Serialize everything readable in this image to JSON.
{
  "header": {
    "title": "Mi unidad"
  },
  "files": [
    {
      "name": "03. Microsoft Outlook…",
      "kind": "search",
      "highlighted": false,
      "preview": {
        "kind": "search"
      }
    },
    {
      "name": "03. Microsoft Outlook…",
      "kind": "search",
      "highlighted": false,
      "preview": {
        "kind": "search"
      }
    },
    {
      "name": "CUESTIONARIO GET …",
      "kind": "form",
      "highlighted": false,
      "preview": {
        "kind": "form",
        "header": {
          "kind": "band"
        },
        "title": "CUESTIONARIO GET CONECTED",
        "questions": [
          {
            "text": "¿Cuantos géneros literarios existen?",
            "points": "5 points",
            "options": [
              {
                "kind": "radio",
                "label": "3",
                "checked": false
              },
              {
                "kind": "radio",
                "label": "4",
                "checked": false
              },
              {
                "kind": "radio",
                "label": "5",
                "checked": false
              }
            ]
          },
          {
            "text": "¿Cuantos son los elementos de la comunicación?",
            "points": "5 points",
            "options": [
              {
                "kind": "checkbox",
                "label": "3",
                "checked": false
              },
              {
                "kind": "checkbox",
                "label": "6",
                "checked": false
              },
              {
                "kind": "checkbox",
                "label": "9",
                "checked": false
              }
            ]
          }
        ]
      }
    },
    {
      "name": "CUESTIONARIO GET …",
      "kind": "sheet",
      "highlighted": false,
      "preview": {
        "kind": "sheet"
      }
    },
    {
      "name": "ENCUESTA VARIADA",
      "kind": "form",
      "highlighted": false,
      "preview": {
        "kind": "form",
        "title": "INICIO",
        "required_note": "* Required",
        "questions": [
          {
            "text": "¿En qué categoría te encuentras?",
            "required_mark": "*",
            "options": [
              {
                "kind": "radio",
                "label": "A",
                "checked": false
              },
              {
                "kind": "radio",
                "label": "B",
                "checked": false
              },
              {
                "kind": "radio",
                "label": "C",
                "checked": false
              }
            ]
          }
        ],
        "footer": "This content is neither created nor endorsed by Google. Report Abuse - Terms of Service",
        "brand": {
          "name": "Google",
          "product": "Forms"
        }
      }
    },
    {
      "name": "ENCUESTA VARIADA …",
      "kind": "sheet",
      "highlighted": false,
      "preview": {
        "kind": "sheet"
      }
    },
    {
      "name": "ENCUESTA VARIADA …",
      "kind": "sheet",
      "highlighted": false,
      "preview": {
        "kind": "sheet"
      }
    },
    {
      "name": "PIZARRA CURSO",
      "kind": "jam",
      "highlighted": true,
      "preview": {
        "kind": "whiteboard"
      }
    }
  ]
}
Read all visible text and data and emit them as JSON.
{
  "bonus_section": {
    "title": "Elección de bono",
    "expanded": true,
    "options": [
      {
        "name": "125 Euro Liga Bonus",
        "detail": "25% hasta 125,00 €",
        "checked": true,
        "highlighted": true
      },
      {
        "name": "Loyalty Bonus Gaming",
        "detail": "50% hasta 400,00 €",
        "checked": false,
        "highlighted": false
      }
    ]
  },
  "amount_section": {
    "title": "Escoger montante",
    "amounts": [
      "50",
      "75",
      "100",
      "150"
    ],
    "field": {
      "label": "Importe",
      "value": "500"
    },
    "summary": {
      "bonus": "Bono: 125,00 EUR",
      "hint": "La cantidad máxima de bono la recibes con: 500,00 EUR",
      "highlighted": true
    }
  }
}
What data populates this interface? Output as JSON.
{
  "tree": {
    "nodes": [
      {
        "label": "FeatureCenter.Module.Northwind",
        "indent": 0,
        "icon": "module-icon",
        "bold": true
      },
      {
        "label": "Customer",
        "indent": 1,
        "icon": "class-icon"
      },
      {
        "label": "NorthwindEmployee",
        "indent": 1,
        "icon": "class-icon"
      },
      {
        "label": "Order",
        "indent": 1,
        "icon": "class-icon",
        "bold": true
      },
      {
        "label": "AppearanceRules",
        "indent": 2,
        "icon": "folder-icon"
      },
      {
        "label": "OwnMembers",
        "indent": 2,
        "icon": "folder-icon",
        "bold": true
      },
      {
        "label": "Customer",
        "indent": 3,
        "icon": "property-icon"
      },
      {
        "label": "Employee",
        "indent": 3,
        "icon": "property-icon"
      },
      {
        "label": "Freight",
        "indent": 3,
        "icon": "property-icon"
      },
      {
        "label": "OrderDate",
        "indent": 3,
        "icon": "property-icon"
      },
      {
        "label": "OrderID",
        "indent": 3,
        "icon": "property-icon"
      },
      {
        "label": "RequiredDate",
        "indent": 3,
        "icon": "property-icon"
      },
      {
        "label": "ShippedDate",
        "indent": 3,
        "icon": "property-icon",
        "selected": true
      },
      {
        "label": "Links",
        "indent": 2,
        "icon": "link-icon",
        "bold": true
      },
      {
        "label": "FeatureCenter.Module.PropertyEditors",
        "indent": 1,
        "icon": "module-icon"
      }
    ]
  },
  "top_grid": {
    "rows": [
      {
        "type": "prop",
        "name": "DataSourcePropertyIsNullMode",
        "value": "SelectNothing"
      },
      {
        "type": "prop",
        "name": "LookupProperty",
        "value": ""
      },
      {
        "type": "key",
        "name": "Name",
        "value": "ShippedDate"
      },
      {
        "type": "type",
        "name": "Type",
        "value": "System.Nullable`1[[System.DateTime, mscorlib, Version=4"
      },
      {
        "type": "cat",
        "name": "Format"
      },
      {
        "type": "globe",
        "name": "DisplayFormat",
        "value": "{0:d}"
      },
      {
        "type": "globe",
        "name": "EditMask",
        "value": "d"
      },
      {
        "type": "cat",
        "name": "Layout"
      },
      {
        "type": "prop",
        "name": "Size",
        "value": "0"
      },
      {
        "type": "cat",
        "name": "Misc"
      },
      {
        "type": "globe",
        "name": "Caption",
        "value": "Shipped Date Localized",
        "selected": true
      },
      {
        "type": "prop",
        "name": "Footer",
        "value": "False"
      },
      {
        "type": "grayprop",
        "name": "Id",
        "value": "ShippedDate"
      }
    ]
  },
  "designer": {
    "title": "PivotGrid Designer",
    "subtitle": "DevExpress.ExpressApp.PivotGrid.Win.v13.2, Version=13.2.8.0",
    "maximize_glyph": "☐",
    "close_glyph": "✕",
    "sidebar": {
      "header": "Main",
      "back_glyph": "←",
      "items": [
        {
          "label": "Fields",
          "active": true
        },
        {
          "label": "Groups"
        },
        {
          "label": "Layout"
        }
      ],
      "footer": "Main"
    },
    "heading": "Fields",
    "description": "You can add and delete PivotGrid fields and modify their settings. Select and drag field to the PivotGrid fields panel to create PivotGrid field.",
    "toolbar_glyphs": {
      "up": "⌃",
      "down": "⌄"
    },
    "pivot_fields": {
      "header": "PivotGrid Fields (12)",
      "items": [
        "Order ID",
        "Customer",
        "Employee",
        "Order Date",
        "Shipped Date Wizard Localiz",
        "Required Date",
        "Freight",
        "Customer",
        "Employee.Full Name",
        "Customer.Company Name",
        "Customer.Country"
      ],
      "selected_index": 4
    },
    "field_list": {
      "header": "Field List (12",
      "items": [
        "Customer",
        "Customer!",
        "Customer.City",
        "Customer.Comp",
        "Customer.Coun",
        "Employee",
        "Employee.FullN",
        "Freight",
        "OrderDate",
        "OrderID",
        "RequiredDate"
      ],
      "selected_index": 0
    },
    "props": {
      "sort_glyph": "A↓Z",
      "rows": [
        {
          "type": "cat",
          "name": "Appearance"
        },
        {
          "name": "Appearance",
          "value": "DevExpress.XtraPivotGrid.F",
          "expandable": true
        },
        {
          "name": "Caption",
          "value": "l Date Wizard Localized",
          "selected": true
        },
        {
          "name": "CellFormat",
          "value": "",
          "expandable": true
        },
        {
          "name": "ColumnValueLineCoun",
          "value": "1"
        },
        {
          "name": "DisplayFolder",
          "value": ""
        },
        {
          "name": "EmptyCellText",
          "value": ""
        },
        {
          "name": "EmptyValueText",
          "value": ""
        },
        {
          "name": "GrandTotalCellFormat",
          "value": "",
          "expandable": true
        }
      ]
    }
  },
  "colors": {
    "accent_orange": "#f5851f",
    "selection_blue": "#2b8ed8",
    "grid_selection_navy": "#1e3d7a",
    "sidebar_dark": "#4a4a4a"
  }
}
____
WHAT IS ASKED:
Gather every line from the entries above where the word "DevExpress" appears, and copy them.

EXERCISE RESULT:
    "subtitle": "DevExpress.ExpressApp.PivotGrid.Win.v13.2, Version=13.2.8.0",
          "value": "DevExpress.XtraPivotGrid.F",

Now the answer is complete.